MATERIAL SUPPLIED
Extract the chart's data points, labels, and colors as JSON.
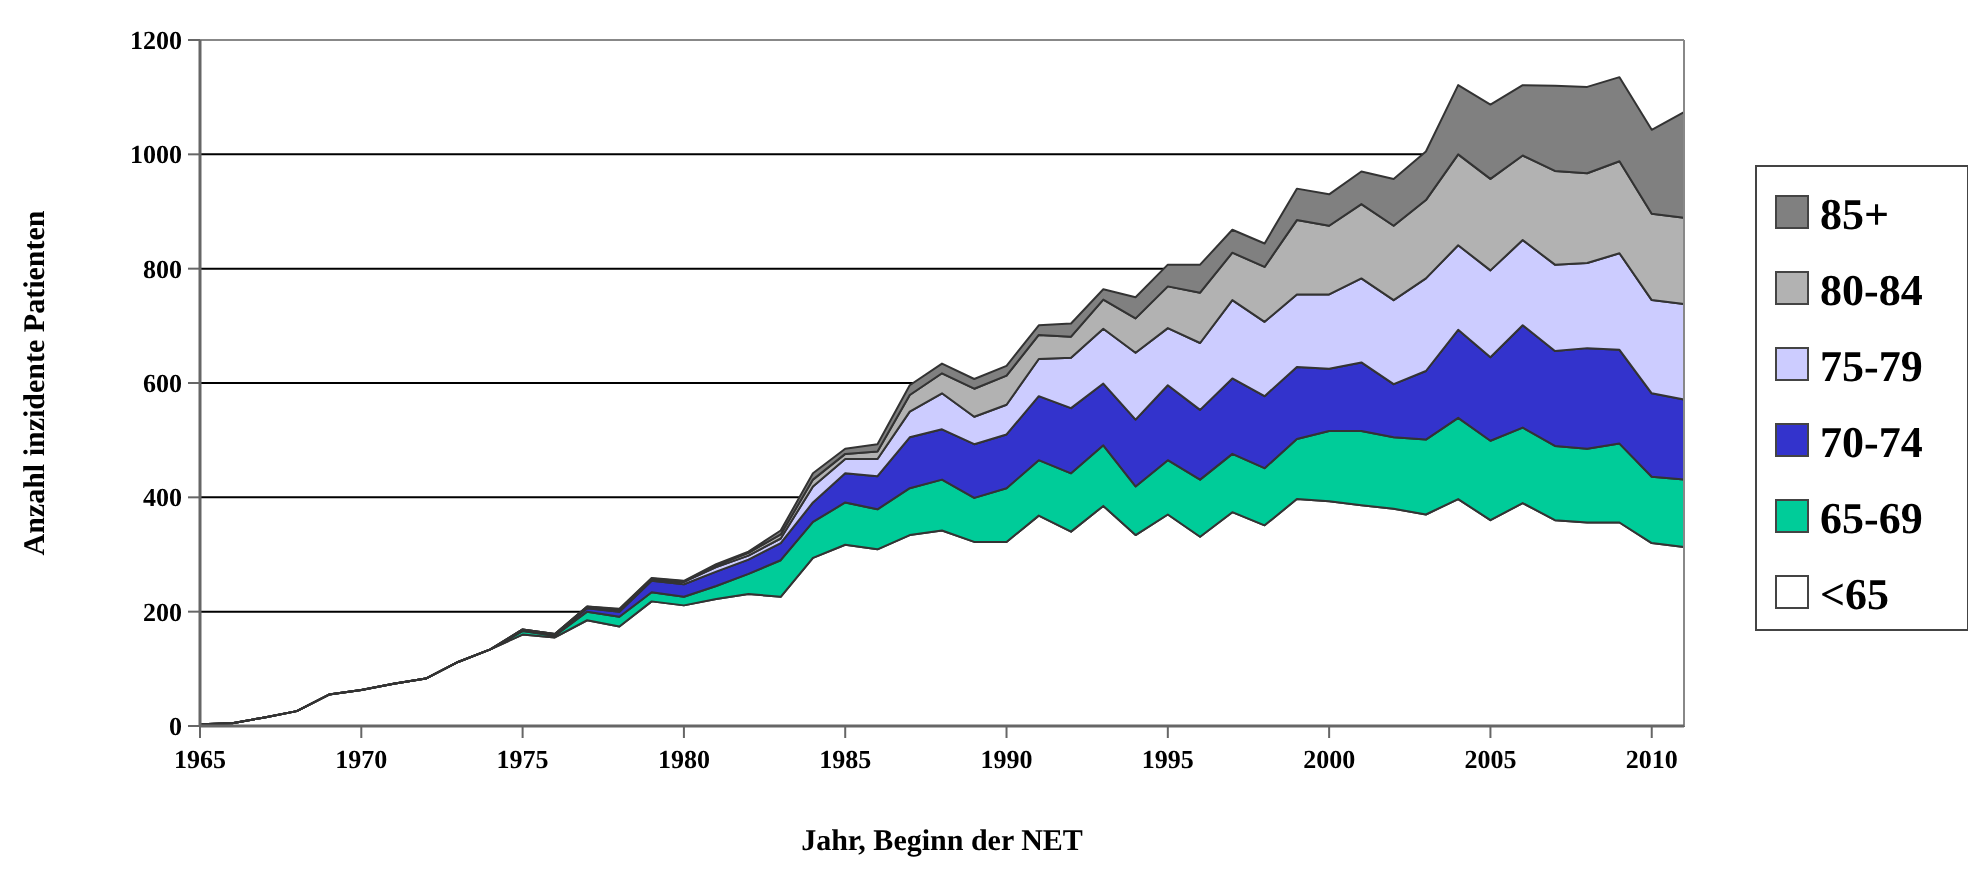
{
  "chart_data": {
    "type": "area",
    "stacked": true,
    "xlabel": "Jahr, Beginn der NET",
    "ylabel": "Anzahl inzidente Patienten",
    "x": [
      1965,
      1966,
      1967,
      1968,
      1969,
      1970,
      1971,
      1972,
      1973,
      1974,
      1975,
      1976,
      1977,
      1978,
      1979,
      1980,
      1981,
      1982,
      1983,
      1984,
      1985,
      1986,
      1987,
      1988,
      1989,
      1990,
      1991,
      1992,
      1993,
      1994,
      1995,
      1996,
      1997,
      1998,
      1999,
      2000,
      2001,
      2002,
      2003,
      2004,
      2005,
      2006,
      2007,
      2008,
      2009,
      2010,
      2011
    ],
    "series": [
      {
        "name": "<65",
        "color": "#ffffff",
        "values": [
          3,
          5,
          15,
          26,
          55,
          63,
          74,
          83,
          112,
          134,
          160,
          155,
          185,
          174,
          218,
          211,
          222,
          231,
          226,
          294,
          317,
          309,
          334,
          342,
          322,
          322,
          368,
          340,
          385,
          334,
          370,
          331,
          374,
          351,
          397,
          393,
          386,
          380,
          370,
          397,
          360,
          390,
          360,
          356,
          356,
          320,
          313
        ]
      },
      {
        "name": "65-69",
        "color": "#00cc99",
        "values": [
          0,
          0,
          0,
          0,
          0,
          0,
          0,
          0,
          0,
          0,
          6,
          3,
          15,
          17,
          16,
          15,
          23,
          35,
          64,
          63,
          74,
          70,
          82,
          89,
          77,
          94,
          97,
          102,
          106,
          85,
          95,
          100,
          102,
          100,
          105,
          123,
          130,
          125,
          131,
          142,
          139,
          132,
          130,
          129,
          138,
          116,
          118
        ]
      },
      {
        "name": "70-74",
        "color": "#3333cc",
        "values": [
          0,
          0,
          0,
          0,
          0,
          0,
          0,
          0,
          0,
          0,
          2,
          2,
          6,
          9,
          20,
          22,
          25,
          25,
          30,
          34,
          51,
          58,
          89,
          88,
          94,
          94,
          112,
          114,
          108,
          117,
          131,
          122,
          132,
          126,
          126,
          109,
          120,
          93,
          120,
          154,
          146,
          179,
          166,
          176,
          164,
          146,
          140
        ]
      },
      {
        "name": "75-79",
        "color": "#ccccff",
        "values": [
          0,
          0,
          0,
          0,
          0,
          0,
          0,
          0,
          0,
          0,
          1,
          1,
          2,
          3,
          2,
          4,
          8,
          7,
          8,
          28,
          25,
          30,
          45,
          63,
          48,
          52,
          65,
          88,
          96,
          117,
          100,
          117,
          137,
          130,
          127,
          130,
          147,
          147,
          162,
          148,
          152,
          149,
          151,
          149,
          169,
          163,
          167
        ]
      },
      {
        "name": "80-84",
        "color": "#b2b2b2",
        "values": [
          0,
          0,
          0,
          0,
          0,
          0,
          0,
          0,
          0,
          0,
          0,
          0,
          1,
          1,
          2,
          1,
          3,
          5,
          7,
          12,
          9,
          13,
          29,
          35,
          49,
          51,
          42,
          37,
          51,
          60,
          73,
          88,
          83,
          96,
          130,
          120,
          130,
          130,
          137,
          159,
          160,
          148,
          164,
          157,
          161,
          151,
          151
        ]
      },
      {
        "name": "85+",
        "color": "#808080",
        "values": [
          0,
          0,
          0,
          0,
          0,
          0,
          0,
          0,
          0,
          0,
          0,
          0,
          0,
          1,
          1,
          1,
          2,
          2,
          7,
          11,
          9,
          13,
          17,
          17,
          17,
          17,
          17,
          23,
          18,
          37,
          38,
          49,
          40,
          41,
          55,
          55,
          57,
          82,
          85,
          121,
          130,
          123,
          149,
          151,
          147,
          147,
          185
        ]
      }
    ],
    "xlim": [
      1965,
      2011
    ],
    "xticks": [
      1965,
      1970,
      1975,
      1980,
      1985,
      1990,
      1995,
      2000,
      2005,
      2010
    ],
    "ylim": [
      0,
      1200
    ],
    "yticks": [
      0,
      200,
      400,
      600,
      800,
      1000,
      1200
    ],
    "grid": "y",
    "legend": "right"
  }
}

OBJECTIVE
Filter the records for lines holding the string "name". Copy each one.

EXERCISE RESULT
        "name": "<65",
        "name": "65-69",
        "name": "70-74",
        "name": "75-79",
        "name": "80-84",
        "name": "85+",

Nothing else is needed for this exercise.